Restate the whole of the material. Keep every word, and drop the pictures.

_Data provided:_

-- BEGIN --

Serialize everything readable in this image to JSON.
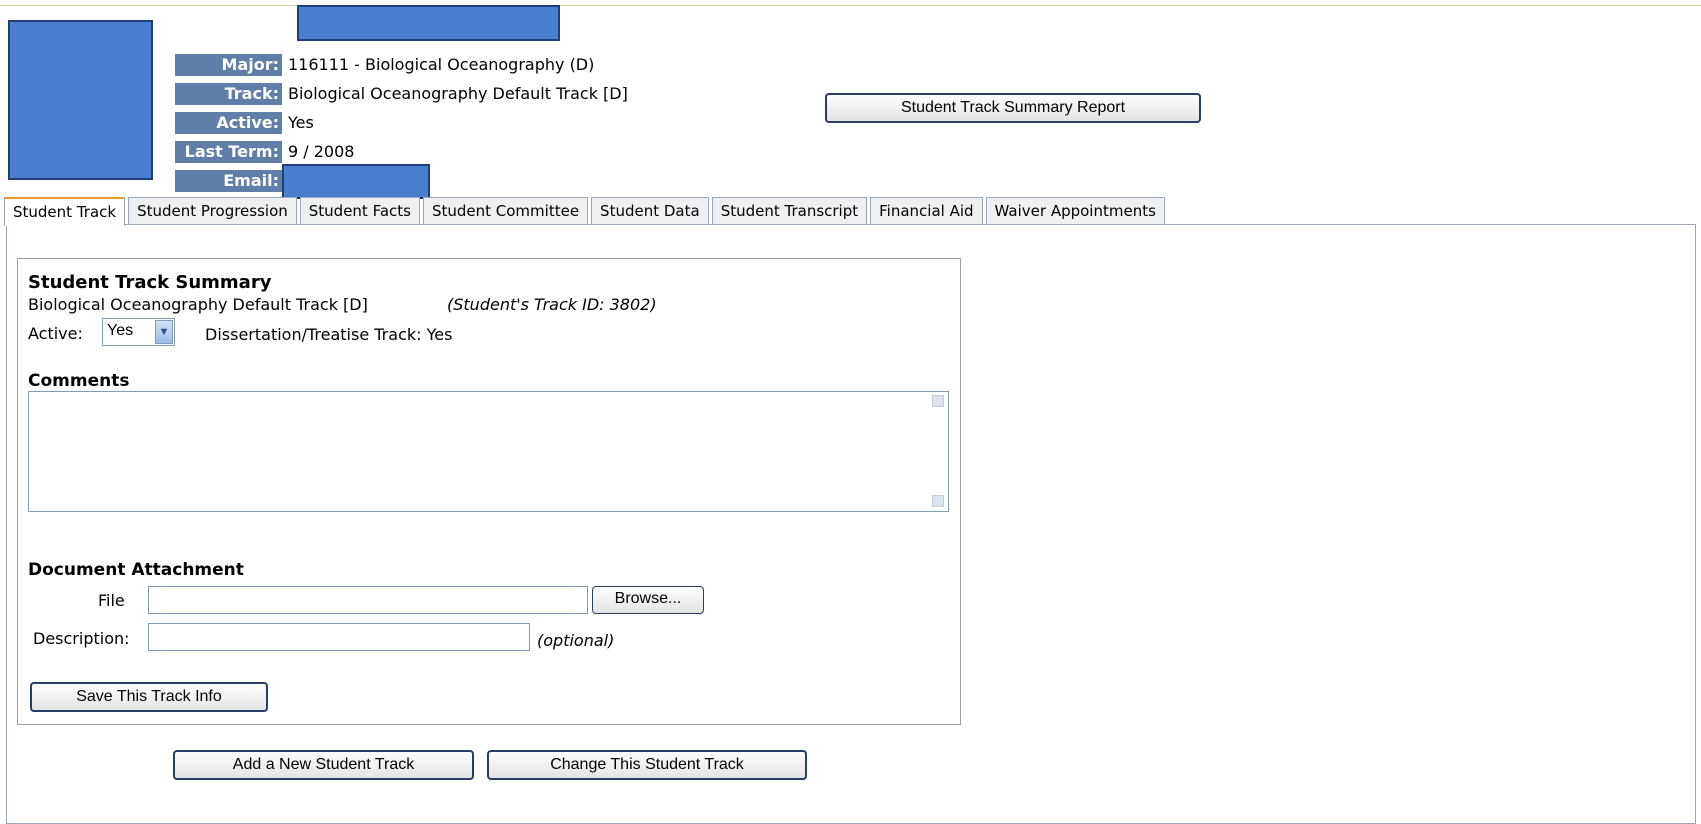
{
  "header": {
    "major_label": "Major:",
    "major_value": "116111 - Biological Oceanography (D)",
    "track_label": "Track:",
    "track_value": "Biological Oceanography Default Track [D]",
    "active_label": "Active:",
    "active_value": "Yes",
    "last_term_label": "Last Term:",
    "last_term_value": "9 / 2008",
    "email_label": "Email:",
    "summary_report_button": "Student Track Summary Report"
  },
  "tabs": [
    {
      "label": "Student Track",
      "active": true
    },
    {
      "label": "Student Progression",
      "active": false
    },
    {
      "label": "Student Facts",
      "active": false
    },
    {
      "label": "Student Committee",
      "active": false
    },
    {
      "label": "Student Data",
      "active": false
    },
    {
      "label": "Student Transcript",
      "active": false
    },
    {
      "label": "Financial Aid",
      "active": false
    },
    {
      "label": "Waiver Appointments",
      "active": false
    }
  ],
  "summary": {
    "heading": "Student Track Summary",
    "track_name": "Biological Oceanography Default Track [D]",
    "track_id_note": "(Student's Track ID: 3802)",
    "active_label": "Active:",
    "active_selected": "Yes",
    "dissertation_text": "Dissertation/Treatise Track: Yes",
    "comments_heading": "Comments",
    "comments_value": ""
  },
  "attachment": {
    "heading": "Document Attachment",
    "file_label": "File",
    "file_value": "",
    "browse_button": "Browse...",
    "description_label": "Description:",
    "description_value": "",
    "optional_note": "(optional)"
  },
  "actions": {
    "save_button": "Save This Track Info",
    "add_button": "Add a New Student Track",
    "change_button": "Change This Student Track"
  },
  "colors": {
    "redaction": "#4a7fd0",
    "label_bg": "#5f7fa8",
    "active_tab_accent": "#e89a2a"
  }
}
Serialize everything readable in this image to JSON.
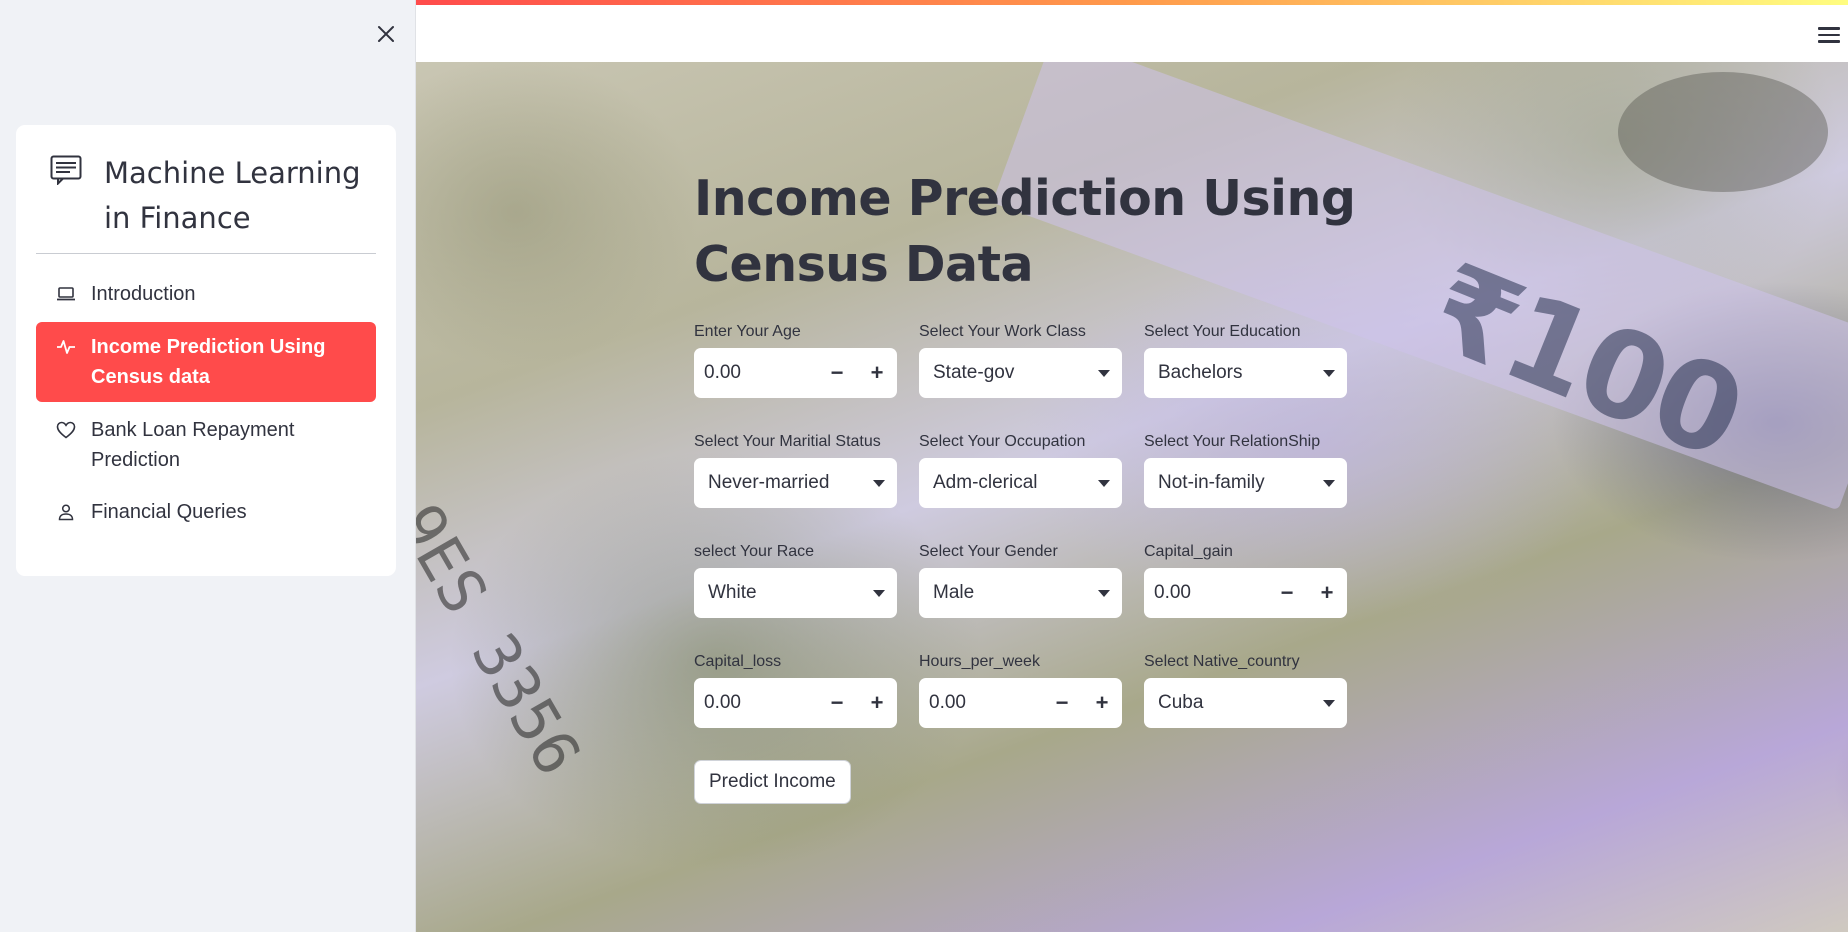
{
  "sidebar": {
    "close_icon": "close-icon",
    "menu": {
      "title": "Machine Learning in Finance",
      "title_line1": "Machine Learning",
      "title_line2": "in Finance",
      "title_icon": "card-text-icon",
      "items": [
        {
          "label": "Introduction",
          "icon": "laptop-icon",
          "active": false
        },
        {
          "label": "Income Prediction Using Census data",
          "icon": "activity-icon",
          "active": true
        },
        {
          "label": "Bank Loan Repayment Prediction",
          "icon": "heart-icon",
          "active": false
        },
        {
          "label": "Financial Queries",
          "icon": "person-icon",
          "active": false
        }
      ],
      "active_color": "#ff4b4b"
    }
  },
  "header": {
    "menu_icon": "hamburger-icon"
  },
  "main": {
    "title": "Income Prediction Using Census Data",
    "fields": [
      {
        "label": "Enter Your Age",
        "type": "number",
        "value": "0.00"
      },
      {
        "label": "Select Your Work Class",
        "type": "select",
        "value": "State-gov"
      },
      {
        "label": "Select Your Education",
        "type": "select",
        "value": "Bachelors"
      },
      {
        "label": "Select Your Maritial Status",
        "type": "select",
        "value": "Never-married"
      },
      {
        "label": "Select Your Occupation",
        "type": "select",
        "value": "Adm-clerical"
      },
      {
        "label": "Select Your RelationShip",
        "type": "select",
        "value": "Not-in-family"
      },
      {
        "label": "select Your Race",
        "type": "select",
        "value": "White"
      },
      {
        "label": "Select Your Gender",
        "type": "select",
        "value": "Male"
      },
      {
        "label": "Capital_gain",
        "type": "number",
        "value": "0.00"
      },
      {
        "label": "Capital_loss",
        "type": "number",
        "value": "0.00"
      },
      {
        "label": "Hours_per_week",
        "type": "number",
        "value": "0.00"
      },
      {
        "label": "Select Native_country",
        "type": "select",
        "value": "Cuba"
      }
    ],
    "stepper": {
      "minus": "−",
      "plus": "+"
    },
    "predict_button": "Predict Income",
    "background_digits": "₹100",
    "background_serial": "9ES 3356"
  },
  "colors": {
    "accent": "#ff4b4b",
    "text": "#31333f",
    "sidebar_bg": "#f0f2f6"
  }
}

-- END --

_Problem solution:_
Serialize everything readable in this image to JSON.
{
  "header": {
    "major_label": "Major:",
    "major_value": "116111 - Biological Oceanography (D)",
    "track_label": "Track:",
    "track_value": "Biological Oceanography Default Track [D]",
    "active_label": "Active:",
    "active_value": "Yes",
    "last_term_label": "Last Term:",
    "last_term_value": "9 / 2008",
    "email_label": "Email:",
    "summary_report_button": "Student Track Summary Report"
  },
  "tabs": [
    {
      "label": "Student Track",
      "active": true
    },
    {
      "label": "Student Progression",
      "active": false
    },
    {
      "label": "Student Facts",
      "active": false
    },
    {
      "label": "Student Committee",
      "active": false
    },
    {
      "label": "Student Data",
      "active": false
    },
    {
      "label": "Student Transcript",
      "active": false
    },
    {
      "label": "Financial Aid",
      "active": false
    },
    {
      "label": "Waiver Appointments",
      "active": false
    }
  ],
  "summary": {
    "heading": "Student Track Summary",
    "track_name": "Biological Oceanography Default Track [D]",
    "track_id_note": "(Student's Track ID: 3802)",
    "active_label": "Active:",
    "active_selected": "Yes",
    "dissertation_text": "Dissertation/Treatise Track: Yes",
    "comments_heading": "Comments",
    "comments_value": ""
  },
  "attachment": {
    "heading": "Document Attachment",
    "file_label": "File",
    "file_value": "",
    "browse_button": "Browse...",
    "description_label": "Description:",
    "description_value": "",
    "optional_note": "(optional)"
  },
  "actions": {
    "save_button": "Save This Track Info",
    "add_button": "Add a New Student Track",
    "change_button": "Change This Student Track"
  },
  "colors": {
    "redaction": "#4a7fd0",
    "label_bg": "#5f7fa8",
    "active_tab_accent": "#e89a2a"
  }
}
Serialize everything readable in this image to JSON.
{
  "sidebar": {
    "close_icon": "close-icon",
    "menu": {
      "title": "Machine Learning in Finance",
      "title_line1": "Machine Learning",
      "title_line2": "in Finance",
      "title_icon": "card-text-icon",
      "items": [
        {
          "label": "Introduction",
          "icon": "laptop-icon",
          "active": false
        },
        {
          "label": "Income Prediction Using Census data",
          "icon": "activity-icon",
          "active": true
        },
        {
          "label": "Bank Loan Repayment Prediction",
          "icon": "heart-icon",
          "active": false
        },
        {
          "label": "Financial Queries",
          "icon": "person-icon",
          "active": false
        }
      ],
      "active_color": "#ff4b4b"
    }
  },
  "header": {
    "menu_icon": "hamburger-icon"
  },
  "main": {
    "title": "Income Prediction Using Census Data",
    "fields": [
      {
        "label": "Enter Your Age",
        "type": "number",
        "value": "0.00"
      },
      {
        "label": "Select Your Work Class",
        "type": "select",
        "value": "State-gov"
      },
      {
        "label": "Select Your Education",
        "type": "select",
        "value": "Bachelors"
      },
      {
        "label": "Select Your Maritial Status",
        "type": "select",
        "value": "Never-married"
      },
      {
        "label": "Select Your Occupation",
        "type": "select",
        "value": "Adm-clerical"
      },
      {
        "label": "Select Your RelationShip",
        "type": "select",
        "value": "Not-in-family"
      },
      {
        "label": "select Your Race",
        "type": "select",
        "value": "White"
      },
      {
        "label": "Select Your Gender",
        "type": "select",
        "value": "Male"
      },
      {
        "label": "Capital_gain",
        "type": "number",
        "value": "0.00"
      },
      {
        "label": "Capital_loss",
        "type": "number",
        "value": "0.00"
      },
      {
        "label": "Hours_per_week",
        "type": "number",
        "value": "0.00"
      },
      {
        "label": "Select Native_country",
        "type": "select",
        "value": "Cuba"
      }
    ],
    "stepper": {
      "minus": "−",
      "plus": "+"
    },
    "predict_button": "Predict Income",
    "background_digits": "₹100",
    "background_serial": "9ES 3356"
  },
  "colors": {
    "accent": "#ff4b4b",
    "text": "#31333f",
    "sidebar_bg": "#f0f2f6"
  }
}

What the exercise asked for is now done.